Data entries
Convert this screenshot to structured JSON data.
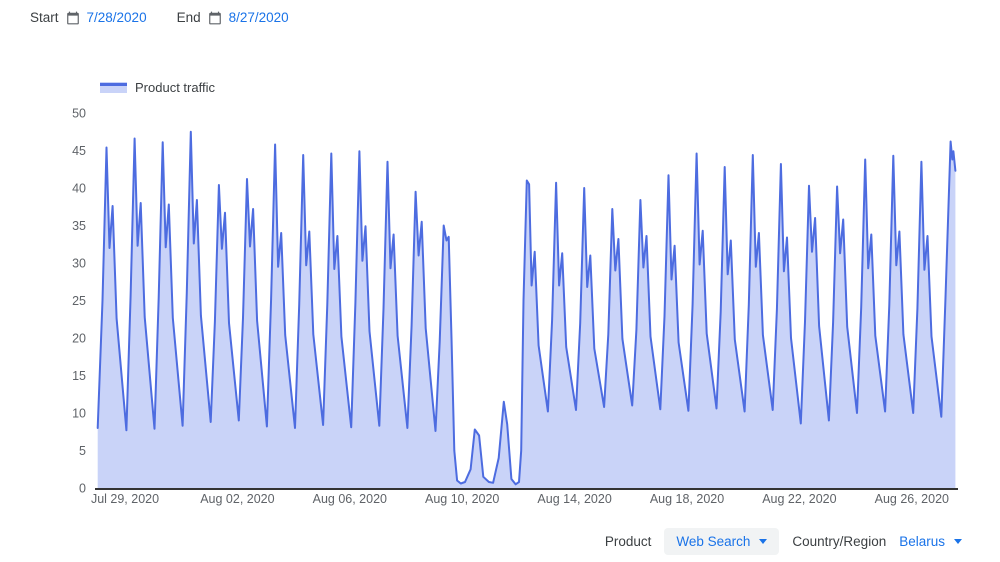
{
  "header": {
    "start_label": "Start",
    "start_date": "7/28/2020",
    "end_label": "End",
    "end_date": "8/27/2020"
  },
  "legend": {
    "label": "Product traffic"
  },
  "controls": {
    "product_label": "Product",
    "product_value": "Web Search",
    "region_label": "Country/Region",
    "region_value": "Belarus"
  },
  "colors": {
    "accent_blue": "#1a73e8",
    "line": "#4d6ce0",
    "fill": "#c9d3f8",
    "axis": "#333333",
    "tick_text": "#5f6368",
    "label_text": "#3c4043",
    "chip_bg": "#f1f3f4"
  },
  "chart_data": {
    "type": "area",
    "title": "Product traffic",
    "xlabel": "",
    "ylabel": "",
    "x_unit": "days since 2020-07-28 00:00",
    "ylim": [
      0,
      50
    ],
    "grid": false,
    "legend_position": "top-left",
    "y_ticks": [
      0,
      5,
      10,
      15,
      20,
      25,
      30,
      35,
      40,
      45,
      50
    ],
    "x_ticks": [
      {
        "t": 1,
        "label": "Jul 29, 2020"
      },
      {
        "t": 5,
        "label": "Aug 02, 2020"
      },
      {
        "t": 9,
        "label": "Aug 06, 2020"
      },
      {
        "t": 13,
        "label": "Aug 10, 2020"
      },
      {
        "t": 17,
        "label": "Aug 14, 2020"
      },
      {
        "t": 21,
        "label": "Aug 18, 2020"
      },
      {
        "t": 25,
        "label": "Aug 22, 2020"
      },
      {
        "t": 29,
        "label": "Aug 26, 2020"
      }
    ],
    "points": [
      [
        0.03,
        8.0
      ],
      [
        0.2,
        25.0
      ],
      [
        0.34,
        45.4
      ],
      [
        0.45,
        32.0
      ],
      [
        0.56,
        37.6
      ],
      [
        0.7,
        22.6
      ],
      [
        1.05,
        7.7
      ],
      [
        1.2,
        25.6
      ],
      [
        1.34,
        46.6
      ],
      [
        1.45,
        32.3
      ],
      [
        1.56,
        38.0
      ],
      [
        1.7,
        22.8
      ],
      [
        2.05,
        7.9
      ],
      [
        2.2,
        25.4
      ],
      [
        2.34,
        46.1
      ],
      [
        2.45,
        32.1
      ],
      [
        2.56,
        37.8
      ],
      [
        2.7,
        22.7
      ],
      [
        3.05,
        8.3
      ],
      [
        3.2,
        26.1
      ],
      [
        3.34,
        47.5
      ],
      [
        3.45,
        32.6
      ],
      [
        3.56,
        38.4
      ],
      [
        3.7,
        23.0
      ],
      [
        4.05,
        8.8
      ],
      [
        4.2,
        22.2
      ],
      [
        4.34,
        40.4
      ],
      [
        4.45,
        31.9
      ],
      [
        4.56,
        36.7
      ],
      [
        4.7,
        22.0
      ],
      [
        5.05,
        9.0
      ],
      [
        5.2,
        22.7
      ],
      [
        5.34,
        41.2
      ],
      [
        5.45,
        32.2
      ],
      [
        5.56,
        37.2
      ],
      [
        5.7,
        22.3
      ],
      [
        6.05,
        8.2
      ],
      [
        6.2,
        25.2
      ],
      [
        6.34,
        45.8
      ],
      [
        6.45,
        29.5
      ],
      [
        6.56,
        34.0
      ],
      [
        6.7,
        20.4
      ],
      [
        7.05,
        8.0
      ],
      [
        7.2,
        24.4
      ],
      [
        7.34,
        44.4
      ],
      [
        7.45,
        29.7
      ],
      [
        7.56,
        34.2
      ],
      [
        7.7,
        20.5
      ],
      [
        8.05,
        8.4
      ],
      [
        8.2,
        24.5
      ],
      [
        8.34,
        44.6
      ],
      [
        8.45,
        29.2
      ],
      [
        8.56,
        33.6
      ],
      [
        8.7,
        20.2
      ],
      [
        9.05,
        8.1
      ],
      [
        9.2,
        24.7
      ],
      [
        9.34,
        44.9
      ],
      [
        9.45,
        30.3
      ],
      [
        9.56,
        34.9
      ],
      [
        9.7,
        20.9
      ],
      [
        10.05,
        8.3
      ],
      [
        10.2,
        23.9
      ],
      [
        10.34,
        43.5
      ],
      [
        10.45,
        29.3
      ],
      [
        10.56,
        33.8
      ],
      [
        10.7,
        20.3
      ],
      [
        11.05,
        8.0
      ],
      [
        11.2,
        21.7
      ],
      [
        11.34,
        39.5
      ],
      [
        11.45,
        31.0
      ],
      [
        11.56,
        35.5
      ],
      [
        11.7,
        21.3
      ],
      [
        12.05,
        7.6
      ],
      [
        12.2,
        19.5
      ],
      [
        12.34,
        35.0
      ],
      [
        12.44,
        33.0
      ],
      [
        12.52,
        33.5
      ],
      [
        12.62,
        20.0
      ],
      [
        12.72,
        5.0
      ],
      [
        12.82,
        1.0
      ],
      [
        12.95,
        0.6
      ],
      [
        13.1,
        0.8
      ],
      [
        13.3,
        2.5
      ],
      [
        13.45,
        7.8
      ],
      [
        13.6,
        7.0
      ],
      [
        13.75,
        1.5
      ],
      [
        13.95,
        0.8
      ],
      [
        14.1,
        0.7
      ],
      [
        14.3,
        4.0
      ],
      [
        14.48,
        11.5
      ],
      [
        14.6,
        8.5
      ],
      [
        14.75,
        1.2
      ],
      [
        14.9,
        0.5
      ],
      [
        15.02,
        0.8
      ],
      [
        15.1,
        5.0
      ],
      [
        15.18,
        25.0
      ],
      [
        15.3,
        41.0
      ],
      [
        15.38,
        40.5
      ],
      [
        15.47,
        27.0
      ],
      [
        15.58,
        31.5
      ],
      [
        15.72,
        19.0
      ],
      [
        16.05,
        10.2
      ],
      [
        16.2,
        22.4
      ],
      [
        16.34,
        40.7
      ],
      [
        16.45,
        27.0
      ],
      [
        16.56,
        31.3
      ],
      [
        16.7,
        18.8
      ],
      [
        17.05,
        10.4
      ],
      [
        17.2,
        22.0
      ],
      [
        17.34,
        40.0
      ],
      [
        17.45,
        26.8
      ],
      [
        17.56,
        31.0
      ],
      [
        17.7,
        18.6
      ],
      [
        18.05,
        10.8
      ],
      [
        18.2,
        20.5
      ],
      [
        18.34,
        37.2
      ],
      [
        18.45,
        29.0
      ],
      [
        18.56,
        33.2
      ],
      [
        18.7,
        19.9
      ],
      [
        19.05,
        11.0
      ],
      [
        19.2,
        21.1
      ],
      [
        19.34,
        38.4
      ],
      [
        19.45,
        29.4
      ],
      [
        19.56,
        33.6
      ],
      [
        19.7,
        20.2
      ],
      [
        20.05,
        10.5
      ],
      [
        20.2,
        22.9
      ],
      [
        20.34,
        41.7
      ],
      [
        20.45,
        27.8
      ],
      [
        20.56,
        32.3
      ],
      [
        20.7,
        19.4
      ],
      [
        21.05,
        10.3
      ],
      [
        21.2,
        24.5
      ],
      [
        21.34,
        44.6
      ],
      [
        21.45,
        29.8
      ],
      [
        21.56,
        34.3
      ],
      [
        21.7,
        20.6
      ],
      [
        22.05,
        10.6
      ],
      [
        22.2,
        23.5
      ],
      [
        22.34,
        42.8
      ],
      [
        22.45,
        28.5
      ],
      [
        22.56,
        33.0
      ],
      [
        22.7,
        19.8
      ],
      [
        23.05,
        10.2
      ],
      [
        23.2,
        24.4
      ],
      [
        23.34,
        44.4
      ],
      [
        23.45,
        29.5
      ],
      [
        23.56,
        34.0
      ],
      [
        23.7,
        20.4
      ],
      [
        24.05,
        10.4
      ],
      [
        24.2,
        23.8
      ],
      [
        24.34,
        43.2
      ],
      [
        24.45,
        28.9
      ],
      [
        24.56,
        33.4
      ],
      [
        24.7,
        20.0
      ],
      [
        25.05,
        8.6
      ],
      [
        25.2,
        22.2
      ],
      [
        25.34,
        40.3
      ],
      [
        25.45,
        31.5
      ],
      [
        25.56,
        36.0
      ],
      [
        25.7,
        21.6
      ],
      [
        26.05,
        9.0
      ],
      [
        26.2,
        22.1
      ],
      [
        26.34,
        40.2
      ],
      [
        26.45,
        31.3
      ],
      [
        26.56,
        35.8
      ],
      [
        26.7,
        21.5
      ],
      [
        27.05,
        10.0
      ],
      [
        27.2,
        24.1
      ],
      [
        27.34,
        43.8
      ],
      [
        27.45,
        29.3
      ],
      [
        27.56,
        33.8
      ],
      [
        27.7,
        20.3
      ],
      [
        28.05,
        10.2
      ],
      [
        28.2,
        24.4
      ],
      [
        28.34,
        44.3
      ],
      [
        28.45,
        29.7
      ],
      [
        28.56,
        34.2
      ],
      [
        28.7,
        20.5
      ],
      [
        29.05,
        10.0
      ],
      [
        29.2,
        23.9
      ],
      [
        29.34,
        43.5
      ],
      [
        29.45,
        29.1
      ],
      [
        29.56,
        33.6
      ],
      [
        29.7,
        20.2
      ],
      [
        30.05,
        9.5
      ],
      [
        30.2,
        25.4
      ],
      [
        30.38,
        46.2
      ],
      [
        30.44,
        43.8
      ],
      [
        30.48,
        44.9
      ],
      [
        30.55,
        42.3
      ]
    ]
  }
}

Task brief => Check each line of the records for the word "traffic" and extract those that contain it.

Result below =>
    "label": "Product traffic"
    "title": "Product traffic",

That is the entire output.